* TASK TO COMPLETE: From the listing below, return each line that includes "members".

* RECORDS SHOWN:
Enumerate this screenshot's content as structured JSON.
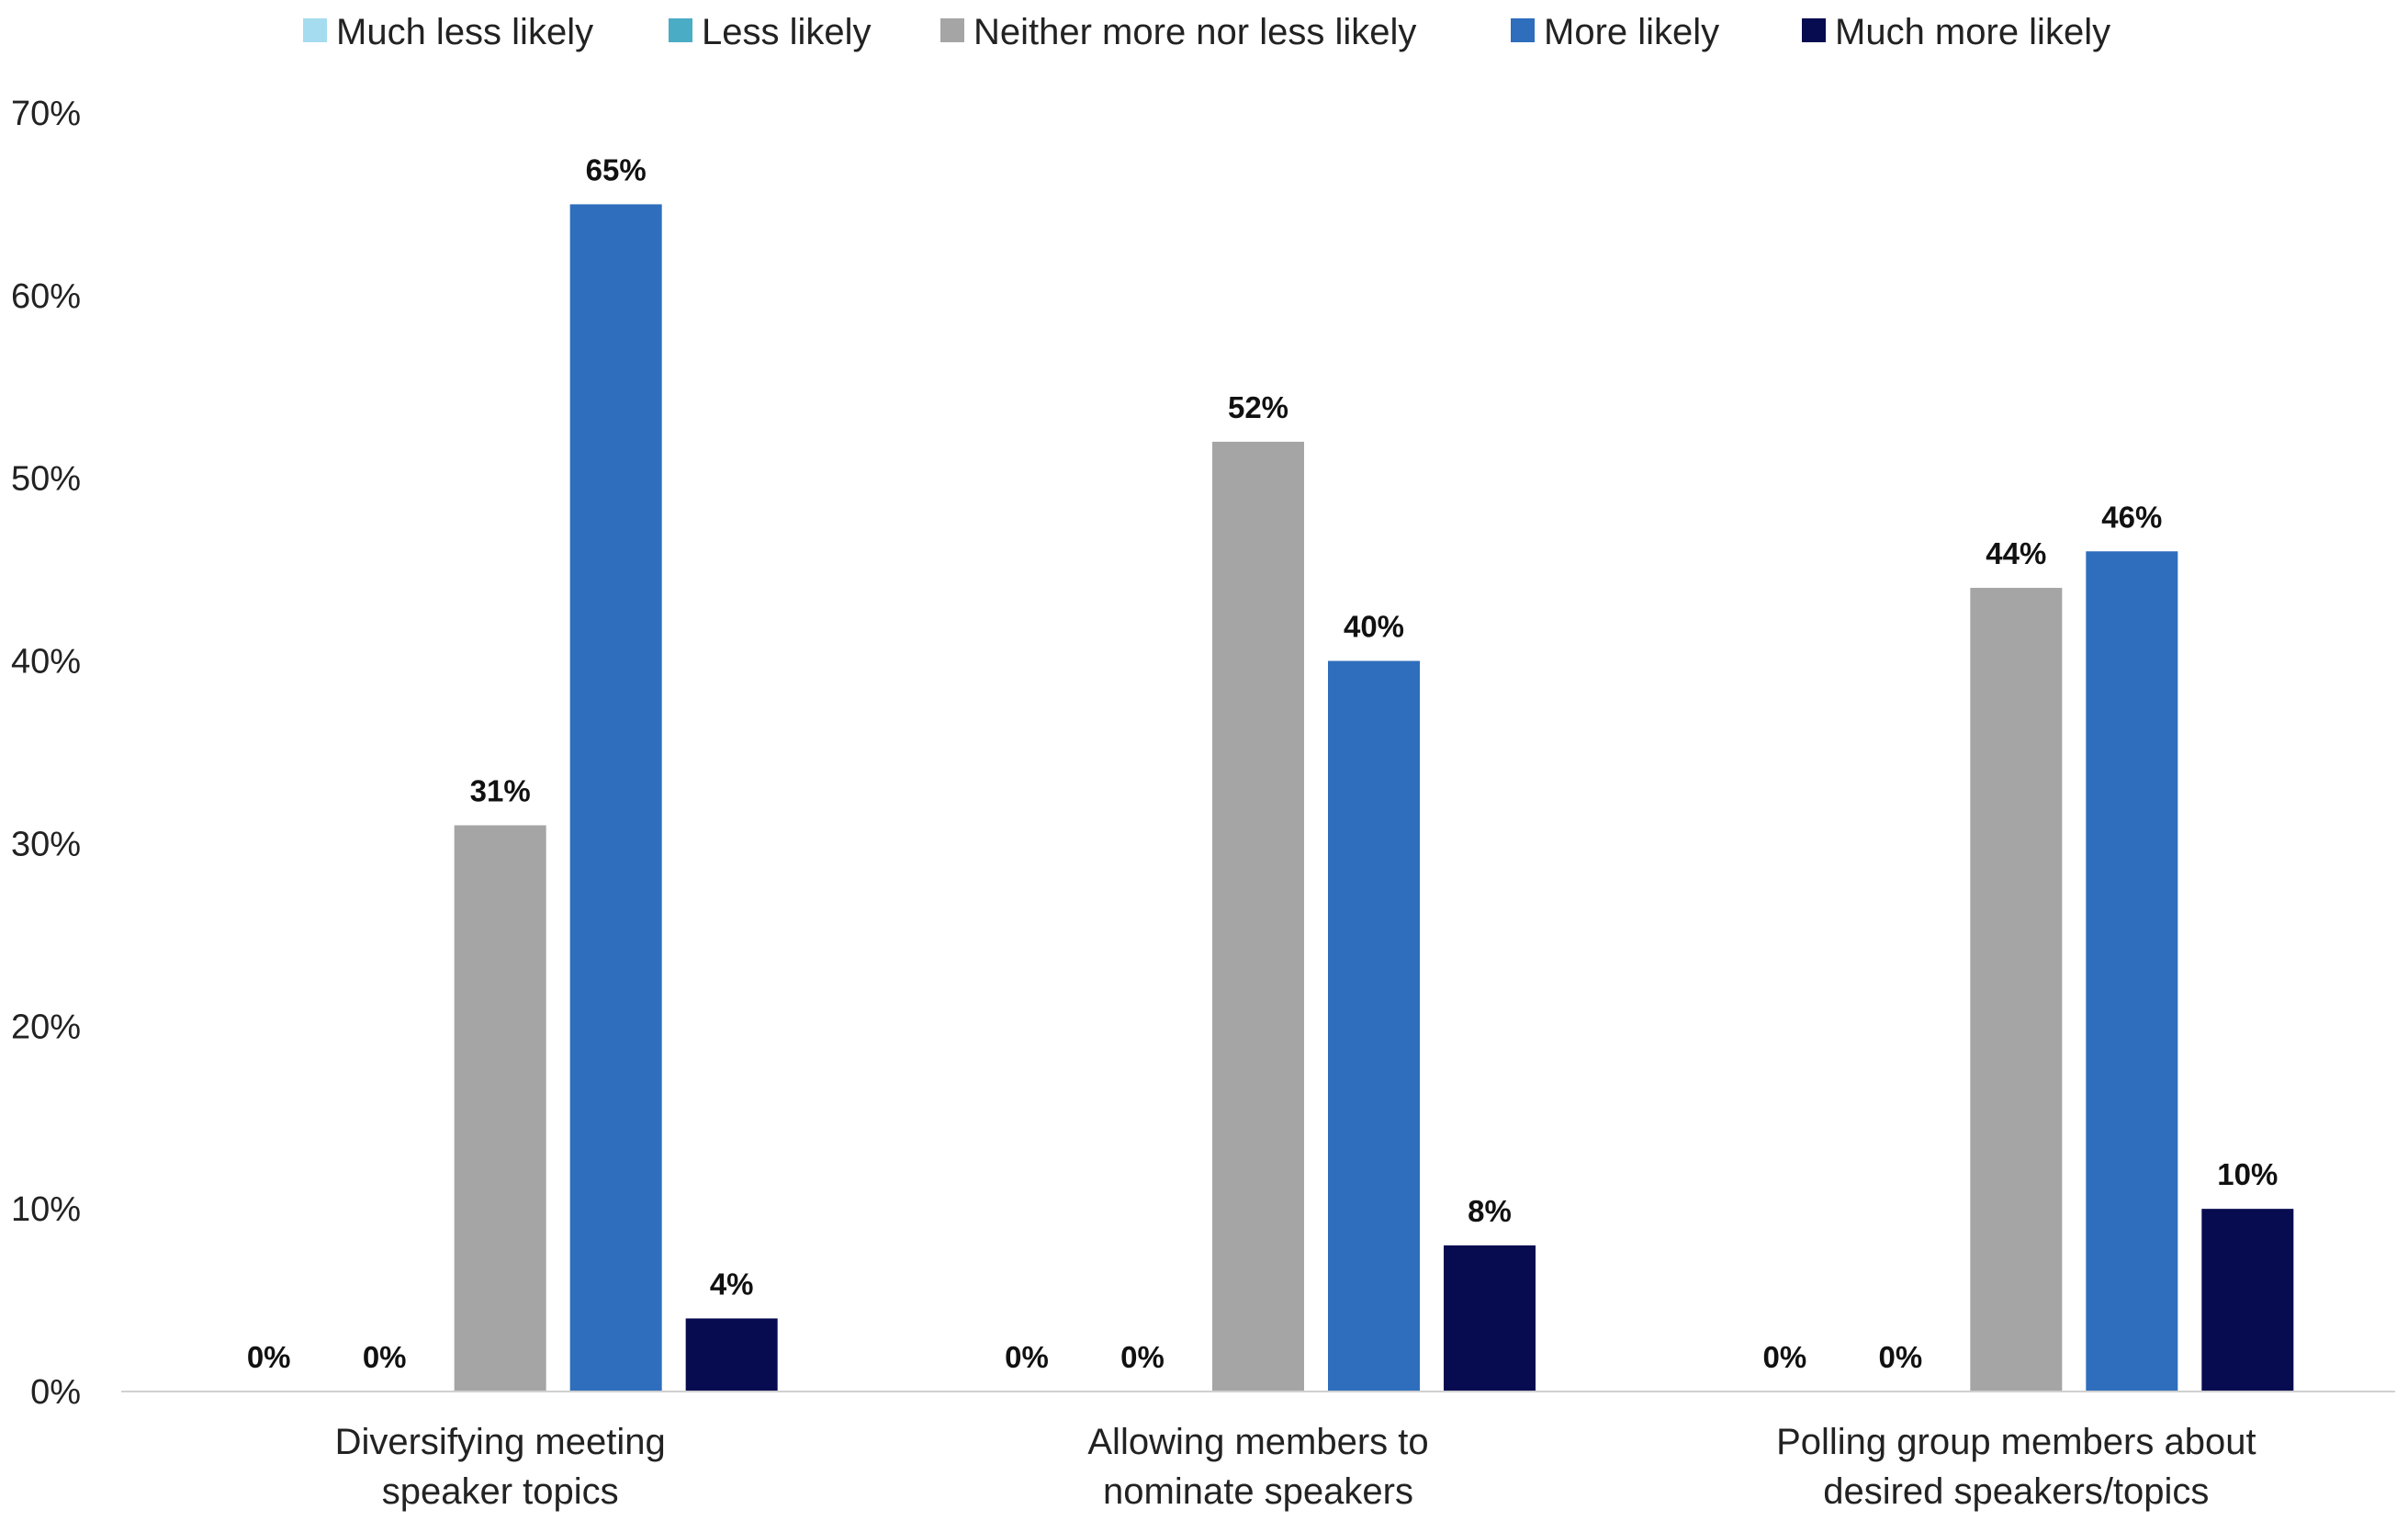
{
  "chart_data": {
    "type": "bar",
    "title": "",
    "xlabel": "",
    "ylabel": "",
    "ylim": [
      0,
      70
    ],
    "yticks": [
      0,
      10,
      20,
      30,
      40,
      50,
      60,
      70
    ],
    "ytick_format": "{v}%",
    "grid": false,
    "legend_position": "top",
    "categories": [
      [
        "Diversifying meeting",
        "speaker topics"
      ],
      [
        "Allowing members to",
        "nominate speakers"
      ],
      [
        "Polling group members about",
        "desired speakers/topics"
      ]
    ],
    "series": [
      {
        "name": "Much less likely",
        "color": "#a6dcef",
        "values": [
          0,
          0,
          0
        ],
        "labels": [
          "0%",
          "0%",
          "0%"
        ]
      },
      {
        "name": "Less likely",
        "color": "#4bacc6",
        "values": [
          0,
          0,
          0
        ],
        "labels": [
          "0%",
          "0%",
          "0%"
        ]
      },
      {
        "name": "Neither more nor less likely",
        "color": "#a5a5a5",
        "values": [
          31,
          52,
          44
        ],
        "labels": [
          "31%",
          "52%",
          "44%"
        ]
      },
      {
        "name": "More likely",
        "color": "#2e6ebd",
        "values": [
          65,
          40,
          46
        ],
        "labels": [
          "65%",
          "40%",
          "46%"
        ]
      },
      {
        "name": "Much more likely",
        "color": "#070b50",
        "values": [
          4,
          8,
          10
        ],
        "labels": [
          "4%",
          "8%",
          "10%"
        ]
      }
    ]
  }
}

* ANSWER TO THE EXERCISE:
        "Allowing members to",
        "Polling group members about",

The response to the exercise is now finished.